In the listing below, find every line containing "Transcribe" and copy it out.
-------- DATA EXCERPTS
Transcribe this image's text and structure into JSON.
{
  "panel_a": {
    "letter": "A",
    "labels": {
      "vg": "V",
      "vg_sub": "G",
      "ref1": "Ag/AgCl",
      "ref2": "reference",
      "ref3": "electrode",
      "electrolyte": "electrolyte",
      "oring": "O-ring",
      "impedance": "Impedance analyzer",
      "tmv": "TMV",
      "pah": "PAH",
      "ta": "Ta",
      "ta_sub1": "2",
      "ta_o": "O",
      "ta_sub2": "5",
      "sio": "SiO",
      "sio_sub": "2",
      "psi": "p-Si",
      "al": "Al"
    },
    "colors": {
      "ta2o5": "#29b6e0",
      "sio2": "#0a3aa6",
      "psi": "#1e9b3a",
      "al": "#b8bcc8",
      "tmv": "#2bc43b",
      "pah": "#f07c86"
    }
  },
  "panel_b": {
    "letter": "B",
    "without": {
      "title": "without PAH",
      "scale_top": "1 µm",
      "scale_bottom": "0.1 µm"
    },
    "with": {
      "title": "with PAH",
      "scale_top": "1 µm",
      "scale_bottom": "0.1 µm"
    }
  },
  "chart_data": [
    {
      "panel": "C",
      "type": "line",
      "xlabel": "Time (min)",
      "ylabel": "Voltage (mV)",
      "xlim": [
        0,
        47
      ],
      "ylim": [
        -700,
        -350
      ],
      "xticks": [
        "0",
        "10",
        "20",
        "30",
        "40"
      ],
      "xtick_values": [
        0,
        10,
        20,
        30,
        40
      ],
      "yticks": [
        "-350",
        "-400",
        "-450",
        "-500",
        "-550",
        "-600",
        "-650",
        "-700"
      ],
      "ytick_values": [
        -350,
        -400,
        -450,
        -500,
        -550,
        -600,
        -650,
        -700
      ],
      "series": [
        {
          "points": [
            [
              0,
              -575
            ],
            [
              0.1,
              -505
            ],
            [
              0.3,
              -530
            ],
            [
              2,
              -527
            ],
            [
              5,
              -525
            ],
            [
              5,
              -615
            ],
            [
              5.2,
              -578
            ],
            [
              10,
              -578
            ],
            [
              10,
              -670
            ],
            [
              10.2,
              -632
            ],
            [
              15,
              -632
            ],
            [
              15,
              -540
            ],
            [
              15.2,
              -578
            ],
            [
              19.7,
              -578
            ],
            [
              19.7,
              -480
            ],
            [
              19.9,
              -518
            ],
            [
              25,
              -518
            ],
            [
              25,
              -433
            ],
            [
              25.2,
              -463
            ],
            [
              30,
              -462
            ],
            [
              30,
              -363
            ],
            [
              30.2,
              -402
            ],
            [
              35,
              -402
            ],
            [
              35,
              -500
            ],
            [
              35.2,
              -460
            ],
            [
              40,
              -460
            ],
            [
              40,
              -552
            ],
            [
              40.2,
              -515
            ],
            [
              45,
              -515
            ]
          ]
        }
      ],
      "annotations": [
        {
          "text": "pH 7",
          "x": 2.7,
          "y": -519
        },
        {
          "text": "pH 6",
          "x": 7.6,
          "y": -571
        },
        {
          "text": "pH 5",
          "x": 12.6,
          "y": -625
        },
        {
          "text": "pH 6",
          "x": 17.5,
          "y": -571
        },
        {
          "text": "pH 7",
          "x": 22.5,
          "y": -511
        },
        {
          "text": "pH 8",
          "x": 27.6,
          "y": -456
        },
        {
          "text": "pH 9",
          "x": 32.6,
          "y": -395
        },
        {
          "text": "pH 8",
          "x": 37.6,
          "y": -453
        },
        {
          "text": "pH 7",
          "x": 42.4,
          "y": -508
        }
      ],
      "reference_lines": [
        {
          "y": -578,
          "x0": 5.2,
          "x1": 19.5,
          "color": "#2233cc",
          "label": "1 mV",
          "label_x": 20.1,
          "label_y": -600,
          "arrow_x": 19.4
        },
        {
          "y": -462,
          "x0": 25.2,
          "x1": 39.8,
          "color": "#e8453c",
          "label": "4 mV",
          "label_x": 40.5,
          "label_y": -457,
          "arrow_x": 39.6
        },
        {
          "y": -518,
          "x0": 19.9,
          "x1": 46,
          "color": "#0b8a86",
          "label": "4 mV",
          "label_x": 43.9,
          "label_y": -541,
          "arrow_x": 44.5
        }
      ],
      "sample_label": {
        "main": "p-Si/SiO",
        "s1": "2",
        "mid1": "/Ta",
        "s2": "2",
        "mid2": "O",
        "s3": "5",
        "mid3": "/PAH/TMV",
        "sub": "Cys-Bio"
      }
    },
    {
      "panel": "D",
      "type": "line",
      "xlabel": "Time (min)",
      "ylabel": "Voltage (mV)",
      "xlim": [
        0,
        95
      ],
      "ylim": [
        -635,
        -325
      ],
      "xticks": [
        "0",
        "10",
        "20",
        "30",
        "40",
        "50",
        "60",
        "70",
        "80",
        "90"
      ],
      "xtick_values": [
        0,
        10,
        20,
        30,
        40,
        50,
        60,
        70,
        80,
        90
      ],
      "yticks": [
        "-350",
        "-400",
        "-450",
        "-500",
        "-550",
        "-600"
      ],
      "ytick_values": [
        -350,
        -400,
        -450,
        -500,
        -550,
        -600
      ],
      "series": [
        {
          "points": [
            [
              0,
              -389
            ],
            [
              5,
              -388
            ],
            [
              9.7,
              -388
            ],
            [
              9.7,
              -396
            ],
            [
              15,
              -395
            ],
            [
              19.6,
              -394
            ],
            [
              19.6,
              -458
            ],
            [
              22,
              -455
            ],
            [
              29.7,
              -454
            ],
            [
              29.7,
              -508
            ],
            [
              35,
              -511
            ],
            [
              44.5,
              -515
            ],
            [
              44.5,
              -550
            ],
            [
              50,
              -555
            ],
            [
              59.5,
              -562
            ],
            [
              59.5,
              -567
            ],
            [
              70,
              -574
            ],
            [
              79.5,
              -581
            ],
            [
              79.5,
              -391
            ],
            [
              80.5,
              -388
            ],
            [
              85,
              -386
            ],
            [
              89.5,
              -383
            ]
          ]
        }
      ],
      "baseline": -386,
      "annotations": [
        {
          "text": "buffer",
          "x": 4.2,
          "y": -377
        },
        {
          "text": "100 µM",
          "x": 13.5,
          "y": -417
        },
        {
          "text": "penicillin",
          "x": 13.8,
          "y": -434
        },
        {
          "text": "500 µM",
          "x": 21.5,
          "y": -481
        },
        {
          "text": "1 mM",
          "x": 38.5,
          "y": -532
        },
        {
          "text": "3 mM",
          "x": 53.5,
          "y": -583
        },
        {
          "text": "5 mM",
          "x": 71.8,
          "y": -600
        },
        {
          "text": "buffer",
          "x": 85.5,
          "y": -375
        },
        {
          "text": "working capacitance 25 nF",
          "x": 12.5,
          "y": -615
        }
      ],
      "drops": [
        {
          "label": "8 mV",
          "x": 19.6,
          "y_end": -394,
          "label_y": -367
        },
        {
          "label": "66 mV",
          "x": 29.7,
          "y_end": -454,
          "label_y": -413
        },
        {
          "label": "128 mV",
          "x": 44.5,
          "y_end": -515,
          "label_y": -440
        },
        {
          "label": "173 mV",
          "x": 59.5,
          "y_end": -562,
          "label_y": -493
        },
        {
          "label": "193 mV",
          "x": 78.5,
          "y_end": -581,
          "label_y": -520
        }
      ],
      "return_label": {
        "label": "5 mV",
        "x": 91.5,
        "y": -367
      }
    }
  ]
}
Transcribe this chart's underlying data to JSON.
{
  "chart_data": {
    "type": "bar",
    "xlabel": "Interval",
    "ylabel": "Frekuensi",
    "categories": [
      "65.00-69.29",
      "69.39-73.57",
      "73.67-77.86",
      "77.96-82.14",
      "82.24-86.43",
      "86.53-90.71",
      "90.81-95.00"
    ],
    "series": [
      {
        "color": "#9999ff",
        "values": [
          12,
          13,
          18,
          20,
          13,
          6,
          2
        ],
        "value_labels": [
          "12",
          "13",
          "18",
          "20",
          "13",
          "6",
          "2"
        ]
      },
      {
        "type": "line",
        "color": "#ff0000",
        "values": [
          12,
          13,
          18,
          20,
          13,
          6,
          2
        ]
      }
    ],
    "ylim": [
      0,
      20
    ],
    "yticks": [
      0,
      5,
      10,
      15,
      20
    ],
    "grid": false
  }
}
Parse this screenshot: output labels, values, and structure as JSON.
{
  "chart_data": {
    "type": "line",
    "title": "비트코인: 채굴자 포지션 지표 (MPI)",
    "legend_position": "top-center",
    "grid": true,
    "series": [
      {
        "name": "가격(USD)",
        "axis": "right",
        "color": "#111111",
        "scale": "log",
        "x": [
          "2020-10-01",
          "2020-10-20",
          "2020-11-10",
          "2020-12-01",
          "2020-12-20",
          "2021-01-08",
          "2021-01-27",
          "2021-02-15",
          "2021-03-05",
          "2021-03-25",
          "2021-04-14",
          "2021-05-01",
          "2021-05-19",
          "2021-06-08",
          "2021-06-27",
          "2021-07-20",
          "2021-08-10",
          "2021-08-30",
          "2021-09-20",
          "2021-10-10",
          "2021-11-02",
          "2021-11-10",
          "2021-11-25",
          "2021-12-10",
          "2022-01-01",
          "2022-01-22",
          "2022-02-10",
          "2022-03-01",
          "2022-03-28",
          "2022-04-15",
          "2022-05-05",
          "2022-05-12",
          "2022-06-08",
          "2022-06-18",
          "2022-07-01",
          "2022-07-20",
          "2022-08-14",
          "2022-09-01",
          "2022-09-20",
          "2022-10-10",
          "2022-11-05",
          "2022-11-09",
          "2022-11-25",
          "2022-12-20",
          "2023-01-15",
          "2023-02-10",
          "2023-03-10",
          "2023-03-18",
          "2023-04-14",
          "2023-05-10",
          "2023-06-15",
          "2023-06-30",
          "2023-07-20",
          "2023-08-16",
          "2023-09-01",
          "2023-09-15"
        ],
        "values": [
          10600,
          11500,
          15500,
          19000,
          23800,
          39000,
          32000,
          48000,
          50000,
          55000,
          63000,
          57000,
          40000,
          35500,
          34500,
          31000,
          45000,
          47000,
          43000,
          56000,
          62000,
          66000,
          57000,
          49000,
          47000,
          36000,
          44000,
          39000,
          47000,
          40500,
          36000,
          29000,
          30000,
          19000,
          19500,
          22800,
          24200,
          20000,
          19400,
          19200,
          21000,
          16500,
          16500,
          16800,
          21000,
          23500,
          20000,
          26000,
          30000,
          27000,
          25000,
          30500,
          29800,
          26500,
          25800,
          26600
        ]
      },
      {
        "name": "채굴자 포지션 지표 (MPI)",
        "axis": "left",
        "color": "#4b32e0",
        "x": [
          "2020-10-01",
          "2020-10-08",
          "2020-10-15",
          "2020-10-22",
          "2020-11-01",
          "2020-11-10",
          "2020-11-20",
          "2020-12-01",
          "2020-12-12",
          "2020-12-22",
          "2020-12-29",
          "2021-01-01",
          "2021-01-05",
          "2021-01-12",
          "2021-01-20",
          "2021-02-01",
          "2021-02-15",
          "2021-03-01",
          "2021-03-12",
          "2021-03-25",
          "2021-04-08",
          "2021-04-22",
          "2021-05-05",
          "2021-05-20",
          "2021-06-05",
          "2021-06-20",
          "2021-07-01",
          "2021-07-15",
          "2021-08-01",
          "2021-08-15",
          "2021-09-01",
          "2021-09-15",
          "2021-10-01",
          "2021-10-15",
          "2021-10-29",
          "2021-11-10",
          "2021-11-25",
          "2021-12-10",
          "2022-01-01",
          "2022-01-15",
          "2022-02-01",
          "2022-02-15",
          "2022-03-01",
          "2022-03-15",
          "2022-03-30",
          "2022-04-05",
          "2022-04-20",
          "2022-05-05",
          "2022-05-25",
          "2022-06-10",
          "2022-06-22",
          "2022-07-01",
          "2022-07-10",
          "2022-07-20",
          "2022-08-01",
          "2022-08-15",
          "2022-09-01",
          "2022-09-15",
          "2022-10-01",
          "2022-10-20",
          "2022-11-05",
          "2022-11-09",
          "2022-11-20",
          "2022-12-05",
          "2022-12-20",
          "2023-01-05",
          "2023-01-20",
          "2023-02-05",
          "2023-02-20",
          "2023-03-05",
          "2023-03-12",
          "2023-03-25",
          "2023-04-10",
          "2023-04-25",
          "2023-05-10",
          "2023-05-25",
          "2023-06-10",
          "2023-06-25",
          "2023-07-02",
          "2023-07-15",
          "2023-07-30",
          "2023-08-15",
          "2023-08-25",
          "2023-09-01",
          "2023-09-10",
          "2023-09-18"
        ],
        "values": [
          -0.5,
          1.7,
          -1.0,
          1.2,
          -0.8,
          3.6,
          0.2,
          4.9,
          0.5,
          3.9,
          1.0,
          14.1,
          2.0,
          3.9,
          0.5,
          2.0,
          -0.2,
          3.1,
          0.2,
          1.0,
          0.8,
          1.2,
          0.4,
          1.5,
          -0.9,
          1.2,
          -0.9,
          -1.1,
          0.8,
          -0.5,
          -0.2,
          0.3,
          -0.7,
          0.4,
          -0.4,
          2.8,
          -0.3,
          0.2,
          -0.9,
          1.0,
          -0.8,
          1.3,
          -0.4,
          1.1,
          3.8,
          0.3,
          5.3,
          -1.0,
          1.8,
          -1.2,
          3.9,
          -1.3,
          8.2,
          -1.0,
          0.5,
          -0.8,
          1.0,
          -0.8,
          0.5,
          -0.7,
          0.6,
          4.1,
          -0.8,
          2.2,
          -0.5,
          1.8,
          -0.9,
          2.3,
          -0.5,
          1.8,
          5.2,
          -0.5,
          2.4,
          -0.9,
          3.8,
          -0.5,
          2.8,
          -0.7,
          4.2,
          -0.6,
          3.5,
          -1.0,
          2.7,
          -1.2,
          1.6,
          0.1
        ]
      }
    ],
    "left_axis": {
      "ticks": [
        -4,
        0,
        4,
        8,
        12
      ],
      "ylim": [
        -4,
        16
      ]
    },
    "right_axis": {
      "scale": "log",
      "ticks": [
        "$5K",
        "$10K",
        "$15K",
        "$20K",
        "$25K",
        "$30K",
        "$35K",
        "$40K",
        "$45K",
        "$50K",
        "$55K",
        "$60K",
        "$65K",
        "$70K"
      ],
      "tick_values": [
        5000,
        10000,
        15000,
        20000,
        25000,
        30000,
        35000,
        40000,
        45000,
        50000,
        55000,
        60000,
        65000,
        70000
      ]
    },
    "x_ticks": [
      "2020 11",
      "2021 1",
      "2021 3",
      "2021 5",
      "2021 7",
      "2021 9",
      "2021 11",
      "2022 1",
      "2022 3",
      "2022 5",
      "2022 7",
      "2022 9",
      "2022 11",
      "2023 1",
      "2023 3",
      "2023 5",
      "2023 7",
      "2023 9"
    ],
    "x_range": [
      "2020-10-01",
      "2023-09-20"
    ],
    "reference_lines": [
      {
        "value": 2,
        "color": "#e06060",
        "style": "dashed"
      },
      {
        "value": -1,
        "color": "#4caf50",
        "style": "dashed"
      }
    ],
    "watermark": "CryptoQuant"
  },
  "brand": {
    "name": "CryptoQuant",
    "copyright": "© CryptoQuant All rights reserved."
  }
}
----------------
RESULT OF THIS TASK:
Transcribe this image's text and structure into JSON.
Transcribe this chart's underlying data to JSON.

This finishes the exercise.